• Work instructions: Return the records that follow, matching each one exactly.
* start *
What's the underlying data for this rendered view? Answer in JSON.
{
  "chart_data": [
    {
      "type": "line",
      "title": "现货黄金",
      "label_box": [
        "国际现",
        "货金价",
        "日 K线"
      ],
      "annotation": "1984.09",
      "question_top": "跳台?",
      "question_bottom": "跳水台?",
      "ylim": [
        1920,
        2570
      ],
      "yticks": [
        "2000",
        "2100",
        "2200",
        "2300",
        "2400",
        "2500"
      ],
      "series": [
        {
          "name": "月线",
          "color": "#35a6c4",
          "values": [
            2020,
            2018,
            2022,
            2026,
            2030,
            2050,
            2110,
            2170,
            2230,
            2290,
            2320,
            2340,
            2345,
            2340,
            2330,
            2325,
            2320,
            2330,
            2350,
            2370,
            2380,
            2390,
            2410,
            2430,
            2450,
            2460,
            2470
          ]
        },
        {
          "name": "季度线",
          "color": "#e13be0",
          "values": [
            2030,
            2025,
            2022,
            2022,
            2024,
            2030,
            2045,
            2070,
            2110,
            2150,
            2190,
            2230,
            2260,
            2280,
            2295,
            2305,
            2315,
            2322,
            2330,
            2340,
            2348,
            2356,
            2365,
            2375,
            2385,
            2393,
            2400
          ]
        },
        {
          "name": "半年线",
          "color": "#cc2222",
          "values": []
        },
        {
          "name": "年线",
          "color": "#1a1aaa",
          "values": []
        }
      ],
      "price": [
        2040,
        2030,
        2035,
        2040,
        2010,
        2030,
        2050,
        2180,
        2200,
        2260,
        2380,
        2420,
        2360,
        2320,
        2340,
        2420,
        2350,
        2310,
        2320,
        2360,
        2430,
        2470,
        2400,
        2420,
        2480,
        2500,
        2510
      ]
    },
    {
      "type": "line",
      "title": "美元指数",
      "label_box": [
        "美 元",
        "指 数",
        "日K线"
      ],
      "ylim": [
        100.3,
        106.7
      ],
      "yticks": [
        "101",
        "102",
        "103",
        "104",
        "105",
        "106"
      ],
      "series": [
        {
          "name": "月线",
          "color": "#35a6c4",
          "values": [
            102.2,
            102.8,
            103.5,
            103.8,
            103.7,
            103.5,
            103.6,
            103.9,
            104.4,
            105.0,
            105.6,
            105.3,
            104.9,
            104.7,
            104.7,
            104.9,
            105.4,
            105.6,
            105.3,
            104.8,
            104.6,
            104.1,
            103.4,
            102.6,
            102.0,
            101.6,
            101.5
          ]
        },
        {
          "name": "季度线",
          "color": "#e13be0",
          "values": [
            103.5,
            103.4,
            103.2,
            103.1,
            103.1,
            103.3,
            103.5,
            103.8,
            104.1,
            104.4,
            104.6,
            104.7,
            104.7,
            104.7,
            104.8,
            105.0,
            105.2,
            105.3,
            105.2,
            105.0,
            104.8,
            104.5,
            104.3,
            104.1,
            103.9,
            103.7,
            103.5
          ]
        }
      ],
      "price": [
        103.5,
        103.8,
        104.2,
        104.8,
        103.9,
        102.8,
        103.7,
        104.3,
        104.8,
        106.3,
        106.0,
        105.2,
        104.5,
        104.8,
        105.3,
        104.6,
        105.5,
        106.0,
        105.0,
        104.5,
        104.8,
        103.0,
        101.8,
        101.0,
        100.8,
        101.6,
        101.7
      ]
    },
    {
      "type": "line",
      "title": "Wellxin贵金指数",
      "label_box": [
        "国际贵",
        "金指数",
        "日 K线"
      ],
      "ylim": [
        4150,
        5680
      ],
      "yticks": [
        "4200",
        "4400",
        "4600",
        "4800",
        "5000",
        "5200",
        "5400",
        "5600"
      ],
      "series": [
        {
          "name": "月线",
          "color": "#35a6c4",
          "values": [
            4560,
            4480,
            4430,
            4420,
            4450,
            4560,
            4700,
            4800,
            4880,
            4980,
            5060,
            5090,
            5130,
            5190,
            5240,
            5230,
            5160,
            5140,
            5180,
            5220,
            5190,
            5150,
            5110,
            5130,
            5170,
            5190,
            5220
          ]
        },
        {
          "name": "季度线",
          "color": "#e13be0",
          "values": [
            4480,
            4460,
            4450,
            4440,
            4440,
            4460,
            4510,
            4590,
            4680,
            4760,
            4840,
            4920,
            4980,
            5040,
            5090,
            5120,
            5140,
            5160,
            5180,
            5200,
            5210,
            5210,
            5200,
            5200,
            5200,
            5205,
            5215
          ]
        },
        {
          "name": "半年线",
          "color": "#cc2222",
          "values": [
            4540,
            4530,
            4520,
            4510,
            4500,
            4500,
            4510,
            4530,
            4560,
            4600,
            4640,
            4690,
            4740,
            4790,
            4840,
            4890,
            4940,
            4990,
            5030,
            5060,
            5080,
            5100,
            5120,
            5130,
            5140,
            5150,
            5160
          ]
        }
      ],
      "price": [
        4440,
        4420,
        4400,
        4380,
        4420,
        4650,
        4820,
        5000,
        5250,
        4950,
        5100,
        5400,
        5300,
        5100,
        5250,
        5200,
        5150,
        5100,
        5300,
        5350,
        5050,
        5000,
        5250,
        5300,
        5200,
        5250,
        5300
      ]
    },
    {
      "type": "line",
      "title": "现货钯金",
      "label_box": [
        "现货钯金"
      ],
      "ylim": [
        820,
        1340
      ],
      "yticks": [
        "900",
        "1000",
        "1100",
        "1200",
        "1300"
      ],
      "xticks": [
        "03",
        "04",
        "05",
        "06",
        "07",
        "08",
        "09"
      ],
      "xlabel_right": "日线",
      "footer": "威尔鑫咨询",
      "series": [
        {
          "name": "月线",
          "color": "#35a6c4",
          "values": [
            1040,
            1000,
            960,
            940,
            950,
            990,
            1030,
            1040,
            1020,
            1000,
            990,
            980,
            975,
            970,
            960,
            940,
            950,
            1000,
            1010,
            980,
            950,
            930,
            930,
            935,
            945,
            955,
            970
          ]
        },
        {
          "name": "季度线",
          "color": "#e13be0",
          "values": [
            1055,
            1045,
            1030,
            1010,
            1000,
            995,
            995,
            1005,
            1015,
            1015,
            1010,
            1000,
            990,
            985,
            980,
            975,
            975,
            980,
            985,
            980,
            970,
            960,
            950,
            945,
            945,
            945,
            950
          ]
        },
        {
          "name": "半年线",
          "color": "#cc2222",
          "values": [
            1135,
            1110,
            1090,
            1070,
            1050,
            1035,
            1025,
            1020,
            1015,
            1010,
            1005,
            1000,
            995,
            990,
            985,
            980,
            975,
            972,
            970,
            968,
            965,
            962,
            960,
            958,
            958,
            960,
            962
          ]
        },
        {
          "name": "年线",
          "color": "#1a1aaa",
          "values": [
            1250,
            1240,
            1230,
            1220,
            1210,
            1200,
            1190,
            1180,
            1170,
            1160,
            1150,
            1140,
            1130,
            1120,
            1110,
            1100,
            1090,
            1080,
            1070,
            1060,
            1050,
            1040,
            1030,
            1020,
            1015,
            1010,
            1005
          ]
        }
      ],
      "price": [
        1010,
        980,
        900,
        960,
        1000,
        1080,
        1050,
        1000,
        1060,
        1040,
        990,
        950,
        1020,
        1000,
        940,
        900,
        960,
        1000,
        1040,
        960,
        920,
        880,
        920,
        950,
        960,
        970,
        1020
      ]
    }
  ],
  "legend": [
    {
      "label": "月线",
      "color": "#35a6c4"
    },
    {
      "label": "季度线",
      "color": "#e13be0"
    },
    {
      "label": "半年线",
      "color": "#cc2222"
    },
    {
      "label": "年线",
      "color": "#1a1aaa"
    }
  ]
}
* end *
• Task solution:
What's the underlying data for this rendered view? Answer in JSON.
{
  "chart_data": [
    {
      "type": "line",
      "title": "现货黄金",
      "label_box": [
        "国际现",
        "货金价",
        "日 K线"
      ],
      "annotation": "1984.09",
      "question_top": "跳台?",
      "question_bottom": "跳水台?",
      "ylim": [
        1920,
        2570
      ],
      "yticks": [
        "2000",
        "2100",
        "2200",
        "2300",
        "2400",
        "2500"
      ],
      "series": [
        {
          "name": "月线",
          "color": "#35a6c4",
          "values": [
            2020,
            2018,
            2022,
            2026,
            2030,
            2050,
            2110,
            2170,
            2230,
            2290,
            2320,
            2340,
            2345,
            2340,
            2330,
            2325,
            2320,
            2330,
            2350,
            2370,
            2380,
            2390,
            2410,
            2430,
            2450,
            2460,
            2470
          ]
        },
        {
          "name": "季度线",
          "color": "#e13be0",
          "values": [
            2030,
            2025,
            2022,
            2022,
            2024,
            2030,
            2045,
            2070,
            2110,
            2150,
            2190,
            2230,
            2260,
            2280,
            2295,
            2305,
            2315,
            2322,
            2330,
            2340,
            2348,
            2356,
            2365,
            2375,
            2385,
            2393,
            2400
          ]
        },
        {
          "name": "半年线",
          "color": "#cc2222",
          "values": []
        },
        {
          "name": "年线",
          "color": "#1a1aaa",
          "values": []
        }
      ],
      "price": [
        2040,
        2030,
        2035,
        2040,
        2010,
        2030,
        2050,
        2180,
        2200,
        2260,
        2380,
        2420,
        2360,
        2320,
        2340,
        2420,
        2350,
        2310,
        2320,
        2360,
        2430,
        2470,
        2400,
        2420,
        2480,
        2500,
        2510
      ]
    },
    {
      "type": "line",
      "title": "美元指数",
      "label_box": [
        "美 元",
        "指 数",
        "日K线"
      ],
      "ylim": [
        100.3,
        106.7
      ],
      "yticks": [
        "101",
        "102",
        "103",
        "104",
        "105",
        "106"
      ],
      "series": [
        {
          "name": "月线",
          "color": "#35a6c4",
          "values": [
            102.2,
            102.8,
            103.5,
            103.8,
            103.7,
            103.5,
            103.6,
            103.9,
            104.4,
            105.0,
            105.6,
            105.3,
            104.9,
            104.7,
            104.7,
            104.9,
            105.4,
            105.6,
            105.3,
            104.8,
            104.6,
            104.1,
            103.4,
            102.6,
            102.0,
            101.6,
            101.5
          ]
        },
        {
          "name": "季度线",
          "color": "#e13be0",
          "values": [
            103.5,
            103.4,
            103.2,
            103.1,
            103.1,
            103.3,
            103.5,
            103.8,
            104.1,
            104.4,
            104.6,
            104.7,
            104.7,
            104.7,
            104.8,
            105.0,
            105.2,
            105.3,
            105.2,
            105.0,
            104.8,
            104.5,
            104.3,
            104.1,
            103.9,
            103.7,
            103.5
          ]
        }
      ],
      "price": [
        103.5,
        103.8,
        104.2,
        104.8,
        103.9,
        102.8,
        103.7,
        104.3,
        104.8,
        106.3,
        106.0,
        105.2,
        104.5,
        104.8,
        105.3,
        104.6,
        105.5,
        106.0,
        105.0,
        104.5,
        104.8,
        103.0,
        101.8,
        101.0,
        100.8,
        101.6,
        101.7
      ]
    },
    {
      "type": "line",
      "title": "Wellxin贵金指数",
      "label_box": [
        "国际贵",
        "金指数",
        "日 K线"
      ],
      "ylim": [
        4150,
        5680
      ],
      "yticks": [
        "4200",
        "4400",
        "4600",
        "4800",
        "5000",
        "5200",
        "5400",
        "5600"
      ],
      "series": [
        {
          "name": "月线",
          "color": "#35a6c4",
          "values": [
            4560,
            4480,
            4430,
            4420,
            4450,
            4560,
            4700,
            4800,
            4880,
            4980,
            5060,
            5090,
            5130,
            5190,
            5240,
            5230,
            5160,
            5140,
            5180,
            5220,
            5190,
            5150,
            5110,
            5130,
            5170,
            5190,
            5220
          ]
        },
        {
          "name": "季度线",
          "color": "#e13be0",
          "values": [
            4480,
            4460,
            4450,
            4440,
            4440,
            4460,
            4510,
            4590,
            4680,
            4760,
            4840,
            4920,
            4980,
            5040,
            5090,
            5120,
            5140,
            5160,
            5180,
            5200,
            5210,
            5210,
            5200,
            5200,
            5200,
            5205,
            5215
          ]
        },
        {
          "name": "半年线",
          "color": "#cc2222",
          "values": [
            4540,
            4530,
            4520,
            4510,
            4500,
            4500,
            4510,
            4530,
            4560,
            4600,
            4640,
            4690,
            4740,
            4790,
            4840,
            4890,
            4940,
            4990,
            5030,
            5060,
            5080,
            5100,
            5120,
            5130,
            5140,
            5150,
            5160
          ]
        }
      ],
      "price": [
        4440,
        4420,
        4400,
        4380,
        4420,
        4650,
        4820,
        5000,
        5250,
        4950,
        5100,
        5400,
        5300,
        5100,
        5250,
        5200,
        5150,
        5100,
        5300,
        5350,
        5050,
        5000,
        5250,
        5300,
        5200,
        5250,
        5300
      ]
    },
    {
      "type": "line",
      "title": "现货钯金",
      "label_box": [
        "现货钯金"
      ],
      "ylim": [
        820,
        1340
      ],
      "yticks": [
        "900",
        "1000",
        "1100",
        "1200",
        "1300"
      ],
      "xticks": [
        "03",
        "04",
        "05",
        "06",
        "07",
        "08",
        "09"
      ],
      "xlabel_right": "日线",
      "footer": "威尔鑫咨询",
      "series": [
        {
          "name": "月线",
          "color": "#35a6c4",
          "values": [
            1040,
            1000,
            960,
            940,
            950,
            990,
            1030,
            1040,
            1020,
            1000,
            990,
            980,
            975,
            970,
            960,
            940,
            950,
            1000,
            1010,
            980,
            950,
            930,
            930,
            935,
            945,
            955,
            970
          ]
        },
        {
          "name": "季度线",
          "color": "#e13be0",
          "values": [
            1055,
            1045,
            1030,
            1010,
            1000,
            995,
            995,
            1005,
            1015,
            1015,
            1010,
            1000,
            990,
            985,
            980,
            975,
            975,
            980,
            985,
            980,
            970,
            960,
            950,
            945,
            945,
            945,
            950
          ]
        },
        {
          "name": "半年线",
          "color": "#cc2222",
          "values": [
            1135,
            1110,
            1090,
            1070,
            1050,
            1035,
            1025,
            1020,
            1015,
            1010,
            1005,
            1000,
            995,
            990,
            985,
            980,
            975,
            972,
            970,
            968,
            965,
            962,
            960,
            958,
            958,
            960,
            962
          ]
        },
        {
          "name": "年线",
          "color": "#1a1aaa",
          "values": [
            1250,
            1240,
            1230,
            1220,
            1210,
            1200,
            1190,
            1180,
            1170,
            1160,
            1150,
            1140,
            1130,
            1120,
            1110,
            1100,
            1090,
            1080,
            1070,
            1060,
            1050,
            1040,
            1030,
            1020,
            1015,
            1010,
            1005
          ]
        }
      ],
      "price": [
        1010,
        980,
        900,
        960,
        1000,
        1080,
        1050,
        1000,
        1060,
        1040,
        990,
        950,
        1020,
        1000,
        940,
        900,
        960,
        1000,
        1040,
        960,
        920,
        880,
        920,
        950,
        960,
        970,
        1020
      ]
    }
  ],
  "legend": [
    {
      "label": "月线",
      "color": "#35a6c4"
    },
    {
      "label": "季度线",
      "color": "#e13be0"
    },
    {
      "label": "半年线",
      "color": "#cc2222"
    },
    {
      "label": "年线",
      "color": "#1a1aaa"
    }
  ]
}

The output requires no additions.